-- start RECORDS FOR PROCESSING --

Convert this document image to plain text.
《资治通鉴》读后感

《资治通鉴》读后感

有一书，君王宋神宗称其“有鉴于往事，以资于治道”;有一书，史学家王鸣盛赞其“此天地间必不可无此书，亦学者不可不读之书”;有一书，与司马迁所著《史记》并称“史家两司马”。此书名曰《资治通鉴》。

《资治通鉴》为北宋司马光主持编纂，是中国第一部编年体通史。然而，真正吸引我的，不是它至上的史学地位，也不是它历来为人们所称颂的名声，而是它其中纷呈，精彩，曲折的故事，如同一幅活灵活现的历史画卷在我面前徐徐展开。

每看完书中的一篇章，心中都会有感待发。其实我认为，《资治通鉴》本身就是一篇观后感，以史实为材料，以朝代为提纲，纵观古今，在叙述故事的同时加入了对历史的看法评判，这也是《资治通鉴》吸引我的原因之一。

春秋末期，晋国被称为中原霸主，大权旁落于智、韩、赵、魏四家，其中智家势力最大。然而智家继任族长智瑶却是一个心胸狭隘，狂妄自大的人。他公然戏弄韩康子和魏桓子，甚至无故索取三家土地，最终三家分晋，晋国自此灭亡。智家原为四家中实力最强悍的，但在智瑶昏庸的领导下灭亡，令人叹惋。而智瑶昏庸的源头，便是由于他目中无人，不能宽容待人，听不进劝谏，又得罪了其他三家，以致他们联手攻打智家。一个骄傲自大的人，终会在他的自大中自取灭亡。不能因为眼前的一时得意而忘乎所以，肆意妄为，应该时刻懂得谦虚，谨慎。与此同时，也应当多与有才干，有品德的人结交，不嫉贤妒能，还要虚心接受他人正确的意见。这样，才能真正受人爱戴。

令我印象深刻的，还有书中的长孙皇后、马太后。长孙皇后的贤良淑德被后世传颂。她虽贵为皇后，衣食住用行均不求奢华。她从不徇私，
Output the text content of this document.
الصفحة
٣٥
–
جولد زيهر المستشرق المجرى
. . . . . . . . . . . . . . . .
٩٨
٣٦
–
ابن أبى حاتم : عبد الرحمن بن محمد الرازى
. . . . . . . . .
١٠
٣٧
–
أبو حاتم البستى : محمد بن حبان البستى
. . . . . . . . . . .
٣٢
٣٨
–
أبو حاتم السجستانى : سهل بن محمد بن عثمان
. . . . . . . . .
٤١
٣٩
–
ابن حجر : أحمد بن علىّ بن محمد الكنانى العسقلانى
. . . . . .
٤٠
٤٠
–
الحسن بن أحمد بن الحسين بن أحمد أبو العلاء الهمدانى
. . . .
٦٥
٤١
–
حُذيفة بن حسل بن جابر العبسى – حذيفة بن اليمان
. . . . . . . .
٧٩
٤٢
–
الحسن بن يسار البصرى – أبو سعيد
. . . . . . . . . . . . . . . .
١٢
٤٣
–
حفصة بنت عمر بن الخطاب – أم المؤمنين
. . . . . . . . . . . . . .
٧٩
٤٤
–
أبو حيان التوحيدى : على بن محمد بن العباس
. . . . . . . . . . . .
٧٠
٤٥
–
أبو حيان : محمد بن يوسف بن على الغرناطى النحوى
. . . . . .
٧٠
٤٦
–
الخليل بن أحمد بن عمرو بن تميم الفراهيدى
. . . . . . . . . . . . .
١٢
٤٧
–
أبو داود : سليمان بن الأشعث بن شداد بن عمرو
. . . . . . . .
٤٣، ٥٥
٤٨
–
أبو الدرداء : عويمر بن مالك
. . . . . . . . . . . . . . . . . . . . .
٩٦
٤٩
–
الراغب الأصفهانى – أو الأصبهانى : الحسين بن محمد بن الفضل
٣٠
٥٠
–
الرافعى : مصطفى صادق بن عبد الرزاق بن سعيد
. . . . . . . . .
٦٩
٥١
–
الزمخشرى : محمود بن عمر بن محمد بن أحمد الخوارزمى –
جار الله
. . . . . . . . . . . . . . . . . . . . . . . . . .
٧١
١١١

-- end RECORDS FOR PROCESSING --

From the records above, extract each line exactly as shown.

RESPONSE TO THE TASK:
Convert this document image to plain text.
《资治通鉴》读后感

《资治通鉴》读后感

有一书，君王宋神宗称其“有鉴于往事，以资于治道”;有一书，史学家王鸣盛赞其“此天地间必不可无此书，亦学者不可不读之书”;有一书，与司马迁所著《史记》并称“史家两司马”。此书名曰《资治通鉴》。

《资治通鉴》为北宋司马光主持编纂，是中国第一部编年体通史。然而，真正吸引我的，不是它至上的史学地位，也不是它历来为人们所称颂的名声，而是它其中纷呈，精彩，曲折的故事，如同一幅活灵活现的历史画卷在我面前徐徐展开。

每看完书中的一篇章，心中都会有感待发。其实我认为，《资治通鉴》本身就是一篇观后感，以史实为材料，以朝代为提纲，纵观古今，在叙述故事的同时加入了对历史的看法评判，这也是《资治通鉴》吸引我的原因之一。

春秋末期，晋国被称为中原霸主，大权旁落于智、韩、赵、魏四家，其中智家势力最大。然而智家继任族长智瑶却是一个心胸狭隘，狂妄自大的人。他公然戏弄韩康子和魏桓子，甚至无故索取三家土地，最终三家分晋，晋国自此灭亡。智家原为四家中实力最强悍的，但在智瑶昏庸的领导下灭亡，令人叹惋。而智瑶昏庸的源头，便是由于他目中无人，不能宽容待人，听不进劝谏，又得罪了其他三家，以致他们联手攻打智家。一个骄傲自大的人，终会在他的自大中自取灭亡。不能因为眼前的一时得意而忘乎所以，肆意妄为，应该时刻懂得谦虚，谨慎。与此同时，也应当多与有才干，有品德的人结交，不嫉贤妒能，还要虚心接受他人正确的意见。这样，才能真正受人爱戴。

令我印象深刻的，还有书中的长孙皇后、马太后。长孙皇后的贤良淑德被后世传颂。她虽贵为皇后，衣食住用行均不求奢华。她从不徇私，
Output the text content of this document.
الصفحة
٣٥
–
جولد زيهر المستشرق المجرى
. . . . . . . . . . . . . . . .
٩٨
٣٦
–
ابن أبى حاتم : عبد الرحمن بن محمد الرازى
. . . . . . . . .
١٠
٣٧
–
أبو حاتم البستى : محمد بن حبان البستى
. . . . . . . . . . .
٣٢
٣٨
–
أبو حاتم السجستانى : سهل بن محمد بن عثمان
. . . . . . . . .
٤١
٣٩
–
ابن حجر : أحمد بن علىّ بن محمد الكنانى العسقلانى
. . . . . .
٤٠
٤٠
–
الحسن بن أحمد بن الحسين بن أحمد أبو العلاء الهمدانى
. . . .
٦٥
٤١
–
حُذيفة بن حسل بن جابر العبسى – حذيفة بن اليمان
. . . . . . . .
٧٩
٤٢
–
الحسن بن يسار البصرى – أبو سعيد
. . . . . . . . . . . . . . . .
١٢
٤٣
–
حفصة بنت عمر بن الخطاب – أم المؤمنين
. . . . . . . . . . . . . .
٧٩
٤٤
–
أبو حيان التوحيدى : على بن محمد بن العباس
. . . . . . . . . . . .
٧٠
٤٥
–
أبو حيان : محمد بن يوسف بن على الغرناطى النحوى
. . . . . .
٧٠
٤٦
–
الخليل بن أحمد بن عمرو بن تميم الفراهيدى
. . . . . . . . . . . . .
١٢
٤٧
–
أبو داود : سليمان بن الأشعث بن شداد بن عمرو
. . . . . . . .
٤٣، ٥٥
٤٨
–
أبو الدرداء : عويمر بن مالك
. . . . . . . . . . . . . . . . . . . . .
٩٦
٤٩
–
الراغب الأصفهانى – أو الأصبهانى : الحسين بن محمد بن الفضل
٣٠
٥٠
–
الرافعى : مصطفى صادق بن عبد الرزاق بن سعيد
. . . . . . . . .
٦٩
٥١
–
الزمخشرى : محمود بن عمر بن محمد بن أحمد الخوارزمى –
جار الله
. . . . . . . . . . . . . . . . . . . . . . . . . .
٧١
١١١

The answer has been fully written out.